● **Items**:
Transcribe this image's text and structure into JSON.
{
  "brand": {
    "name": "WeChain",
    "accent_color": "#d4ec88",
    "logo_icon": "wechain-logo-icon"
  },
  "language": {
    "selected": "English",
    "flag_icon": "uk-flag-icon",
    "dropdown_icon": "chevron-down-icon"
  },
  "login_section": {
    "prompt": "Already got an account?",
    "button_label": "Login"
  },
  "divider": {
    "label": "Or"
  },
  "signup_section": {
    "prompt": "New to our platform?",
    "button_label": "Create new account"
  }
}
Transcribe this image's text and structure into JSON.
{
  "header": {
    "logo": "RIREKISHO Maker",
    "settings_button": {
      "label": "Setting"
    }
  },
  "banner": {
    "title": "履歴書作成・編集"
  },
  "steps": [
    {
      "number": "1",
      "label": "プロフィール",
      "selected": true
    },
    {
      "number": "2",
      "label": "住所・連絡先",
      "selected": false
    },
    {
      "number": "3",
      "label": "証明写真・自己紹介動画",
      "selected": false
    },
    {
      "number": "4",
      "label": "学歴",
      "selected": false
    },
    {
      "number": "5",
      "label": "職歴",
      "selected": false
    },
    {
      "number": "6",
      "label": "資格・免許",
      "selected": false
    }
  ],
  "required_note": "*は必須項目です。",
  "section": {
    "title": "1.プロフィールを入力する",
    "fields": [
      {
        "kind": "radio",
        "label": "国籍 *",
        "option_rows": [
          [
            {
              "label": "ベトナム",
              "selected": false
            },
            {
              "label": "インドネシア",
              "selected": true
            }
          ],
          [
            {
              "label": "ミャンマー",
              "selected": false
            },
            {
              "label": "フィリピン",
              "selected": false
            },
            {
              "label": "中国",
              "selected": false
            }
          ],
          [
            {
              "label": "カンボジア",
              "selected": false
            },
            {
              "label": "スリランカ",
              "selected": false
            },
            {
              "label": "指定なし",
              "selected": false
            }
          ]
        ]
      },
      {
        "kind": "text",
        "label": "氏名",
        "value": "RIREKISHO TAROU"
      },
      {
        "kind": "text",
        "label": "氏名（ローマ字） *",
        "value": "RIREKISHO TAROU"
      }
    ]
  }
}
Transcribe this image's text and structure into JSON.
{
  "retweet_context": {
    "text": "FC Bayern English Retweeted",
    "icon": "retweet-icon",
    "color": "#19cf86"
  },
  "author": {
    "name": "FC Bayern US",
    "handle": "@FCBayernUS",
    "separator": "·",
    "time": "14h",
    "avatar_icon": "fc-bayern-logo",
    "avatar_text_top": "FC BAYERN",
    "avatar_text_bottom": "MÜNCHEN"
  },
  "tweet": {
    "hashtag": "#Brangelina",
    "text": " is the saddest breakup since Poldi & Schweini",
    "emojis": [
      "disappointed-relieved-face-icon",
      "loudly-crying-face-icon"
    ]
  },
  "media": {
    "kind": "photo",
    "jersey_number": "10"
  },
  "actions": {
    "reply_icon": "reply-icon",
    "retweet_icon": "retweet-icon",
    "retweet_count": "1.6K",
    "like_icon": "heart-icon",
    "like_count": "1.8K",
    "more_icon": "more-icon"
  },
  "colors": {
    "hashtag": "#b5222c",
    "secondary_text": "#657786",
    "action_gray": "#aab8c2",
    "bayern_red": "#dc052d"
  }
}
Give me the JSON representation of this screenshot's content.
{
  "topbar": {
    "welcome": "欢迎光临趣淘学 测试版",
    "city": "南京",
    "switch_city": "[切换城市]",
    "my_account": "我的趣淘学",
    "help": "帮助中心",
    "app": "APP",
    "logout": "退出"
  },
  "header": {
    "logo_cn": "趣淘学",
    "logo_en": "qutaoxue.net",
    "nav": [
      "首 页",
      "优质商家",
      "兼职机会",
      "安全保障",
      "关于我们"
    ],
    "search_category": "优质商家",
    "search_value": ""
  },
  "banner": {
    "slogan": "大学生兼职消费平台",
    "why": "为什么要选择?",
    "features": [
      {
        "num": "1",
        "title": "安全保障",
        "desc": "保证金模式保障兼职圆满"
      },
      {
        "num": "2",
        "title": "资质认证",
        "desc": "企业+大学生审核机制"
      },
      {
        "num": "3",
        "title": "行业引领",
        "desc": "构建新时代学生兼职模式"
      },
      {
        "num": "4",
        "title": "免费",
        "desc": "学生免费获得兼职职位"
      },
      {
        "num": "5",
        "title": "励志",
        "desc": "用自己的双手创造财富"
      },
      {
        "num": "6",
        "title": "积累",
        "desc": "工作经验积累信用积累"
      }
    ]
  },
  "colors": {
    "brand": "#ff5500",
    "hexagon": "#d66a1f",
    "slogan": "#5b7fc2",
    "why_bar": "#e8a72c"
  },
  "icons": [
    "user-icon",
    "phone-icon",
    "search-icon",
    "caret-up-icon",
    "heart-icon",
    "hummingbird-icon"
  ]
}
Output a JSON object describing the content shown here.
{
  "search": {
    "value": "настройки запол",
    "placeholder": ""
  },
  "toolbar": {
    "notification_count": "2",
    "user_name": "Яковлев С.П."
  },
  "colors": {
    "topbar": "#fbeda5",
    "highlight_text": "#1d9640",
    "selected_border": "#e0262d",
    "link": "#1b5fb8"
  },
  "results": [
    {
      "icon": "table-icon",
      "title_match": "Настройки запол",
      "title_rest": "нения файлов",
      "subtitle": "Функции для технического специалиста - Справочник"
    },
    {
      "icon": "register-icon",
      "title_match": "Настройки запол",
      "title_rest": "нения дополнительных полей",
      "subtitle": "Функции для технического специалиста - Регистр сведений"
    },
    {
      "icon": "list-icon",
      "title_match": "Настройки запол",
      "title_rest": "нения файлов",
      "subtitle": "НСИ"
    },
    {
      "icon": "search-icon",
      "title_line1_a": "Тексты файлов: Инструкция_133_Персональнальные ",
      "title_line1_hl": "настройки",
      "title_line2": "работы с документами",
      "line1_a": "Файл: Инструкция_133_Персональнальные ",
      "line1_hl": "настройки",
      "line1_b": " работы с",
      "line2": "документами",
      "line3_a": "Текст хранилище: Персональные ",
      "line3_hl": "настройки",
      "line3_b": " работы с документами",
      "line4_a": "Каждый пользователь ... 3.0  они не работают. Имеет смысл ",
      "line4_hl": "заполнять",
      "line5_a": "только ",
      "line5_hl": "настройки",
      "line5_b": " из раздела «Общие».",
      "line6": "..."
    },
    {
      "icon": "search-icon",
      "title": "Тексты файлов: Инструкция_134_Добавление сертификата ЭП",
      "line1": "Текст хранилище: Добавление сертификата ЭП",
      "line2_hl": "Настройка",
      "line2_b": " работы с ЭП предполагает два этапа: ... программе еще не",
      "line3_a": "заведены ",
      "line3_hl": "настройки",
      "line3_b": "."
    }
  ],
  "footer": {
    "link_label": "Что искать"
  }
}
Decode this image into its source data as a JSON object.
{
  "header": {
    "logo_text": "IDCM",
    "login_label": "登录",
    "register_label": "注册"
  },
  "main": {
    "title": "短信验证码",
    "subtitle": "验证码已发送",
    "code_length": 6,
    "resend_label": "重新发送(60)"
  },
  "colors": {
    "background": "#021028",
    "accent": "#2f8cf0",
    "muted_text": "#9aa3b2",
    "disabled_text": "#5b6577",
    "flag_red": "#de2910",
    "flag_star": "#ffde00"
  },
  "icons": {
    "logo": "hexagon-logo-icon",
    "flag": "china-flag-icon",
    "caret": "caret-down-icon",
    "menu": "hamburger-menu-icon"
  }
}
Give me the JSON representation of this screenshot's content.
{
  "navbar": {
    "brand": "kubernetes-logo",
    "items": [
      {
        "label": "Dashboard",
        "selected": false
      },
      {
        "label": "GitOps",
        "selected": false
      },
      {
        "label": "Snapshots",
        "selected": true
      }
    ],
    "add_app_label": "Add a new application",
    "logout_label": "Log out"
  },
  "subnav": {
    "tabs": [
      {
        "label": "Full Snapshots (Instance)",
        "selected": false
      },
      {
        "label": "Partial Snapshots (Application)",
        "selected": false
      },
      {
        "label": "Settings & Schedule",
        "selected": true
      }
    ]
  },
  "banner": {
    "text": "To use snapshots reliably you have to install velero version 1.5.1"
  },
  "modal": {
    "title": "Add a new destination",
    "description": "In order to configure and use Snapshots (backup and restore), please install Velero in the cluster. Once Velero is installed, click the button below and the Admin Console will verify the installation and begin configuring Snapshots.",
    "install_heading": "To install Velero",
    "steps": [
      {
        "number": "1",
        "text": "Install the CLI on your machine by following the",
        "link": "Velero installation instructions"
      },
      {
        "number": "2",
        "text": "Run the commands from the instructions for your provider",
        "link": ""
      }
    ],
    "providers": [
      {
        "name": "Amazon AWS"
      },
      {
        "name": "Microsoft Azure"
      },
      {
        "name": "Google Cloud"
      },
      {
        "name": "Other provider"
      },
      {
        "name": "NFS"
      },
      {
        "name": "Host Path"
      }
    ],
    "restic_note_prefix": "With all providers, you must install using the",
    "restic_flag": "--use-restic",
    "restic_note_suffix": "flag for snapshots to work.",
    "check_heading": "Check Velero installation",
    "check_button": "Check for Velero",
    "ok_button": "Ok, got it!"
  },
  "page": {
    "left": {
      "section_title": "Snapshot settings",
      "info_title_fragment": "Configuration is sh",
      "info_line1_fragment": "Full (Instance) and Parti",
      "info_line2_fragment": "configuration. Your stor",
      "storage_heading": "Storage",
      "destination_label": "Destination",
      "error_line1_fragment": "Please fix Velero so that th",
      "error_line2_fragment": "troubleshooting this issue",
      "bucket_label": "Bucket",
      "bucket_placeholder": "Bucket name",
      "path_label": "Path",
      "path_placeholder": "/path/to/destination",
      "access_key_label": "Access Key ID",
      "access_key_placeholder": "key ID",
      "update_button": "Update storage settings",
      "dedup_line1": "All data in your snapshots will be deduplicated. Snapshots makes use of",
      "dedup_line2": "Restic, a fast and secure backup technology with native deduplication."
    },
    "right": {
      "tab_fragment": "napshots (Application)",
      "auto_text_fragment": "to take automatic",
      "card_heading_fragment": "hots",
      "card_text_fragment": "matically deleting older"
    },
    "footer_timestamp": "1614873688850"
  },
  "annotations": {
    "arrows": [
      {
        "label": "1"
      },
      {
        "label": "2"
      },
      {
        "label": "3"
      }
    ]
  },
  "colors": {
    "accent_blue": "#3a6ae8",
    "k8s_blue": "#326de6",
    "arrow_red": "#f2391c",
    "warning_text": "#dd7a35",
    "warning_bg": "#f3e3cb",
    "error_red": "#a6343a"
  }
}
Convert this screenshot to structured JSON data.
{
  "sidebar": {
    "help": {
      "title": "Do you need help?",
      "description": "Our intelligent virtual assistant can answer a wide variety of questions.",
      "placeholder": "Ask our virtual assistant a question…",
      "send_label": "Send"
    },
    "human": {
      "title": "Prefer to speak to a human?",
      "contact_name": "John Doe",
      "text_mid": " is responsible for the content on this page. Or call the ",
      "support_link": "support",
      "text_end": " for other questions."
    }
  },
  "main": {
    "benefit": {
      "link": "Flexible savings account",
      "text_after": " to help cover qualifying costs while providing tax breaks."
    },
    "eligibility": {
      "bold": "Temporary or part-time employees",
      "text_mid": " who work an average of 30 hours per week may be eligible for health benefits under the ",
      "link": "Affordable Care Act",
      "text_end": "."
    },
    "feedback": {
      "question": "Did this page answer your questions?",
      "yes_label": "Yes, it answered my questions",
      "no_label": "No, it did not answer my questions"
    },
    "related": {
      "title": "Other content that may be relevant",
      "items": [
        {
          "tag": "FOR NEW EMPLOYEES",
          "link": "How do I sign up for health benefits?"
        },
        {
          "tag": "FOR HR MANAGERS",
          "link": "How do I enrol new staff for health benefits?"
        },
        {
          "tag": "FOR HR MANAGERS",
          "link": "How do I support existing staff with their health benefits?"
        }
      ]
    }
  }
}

● **Exercise requirements**: Search the data for the string "сертификата" and copy each line where it appears.

● **Answer in full**:
      "title": "Тексты файлов: Инструкция_134_Добавление сертификата ЭП",
      "line1": "Текст хранилище: Добавление сертификата ЭП",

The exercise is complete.